■ **Work to be completed**
Where the word "thumb" occurs in a line, return that line.

■ **Stored data**
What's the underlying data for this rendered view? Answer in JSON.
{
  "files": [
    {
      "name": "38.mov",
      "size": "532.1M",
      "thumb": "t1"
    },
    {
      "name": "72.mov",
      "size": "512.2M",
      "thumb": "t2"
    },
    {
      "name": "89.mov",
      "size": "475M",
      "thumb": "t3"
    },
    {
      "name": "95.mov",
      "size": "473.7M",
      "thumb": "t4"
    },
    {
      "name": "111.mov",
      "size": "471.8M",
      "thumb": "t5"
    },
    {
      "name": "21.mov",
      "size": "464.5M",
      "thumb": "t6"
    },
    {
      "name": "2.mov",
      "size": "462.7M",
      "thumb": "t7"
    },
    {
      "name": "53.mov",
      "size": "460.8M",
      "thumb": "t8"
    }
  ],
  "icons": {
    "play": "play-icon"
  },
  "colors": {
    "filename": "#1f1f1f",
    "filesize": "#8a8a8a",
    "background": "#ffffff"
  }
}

■ **Finished exercise**
      "thumb": "t1"
      "thumb": "t2"
      "thumb": "t3"
      "thumb": "t4"
      "thumb": "t5"
      "thumb": "t6"
      "thumb": "t7"
      "thumb": "t8"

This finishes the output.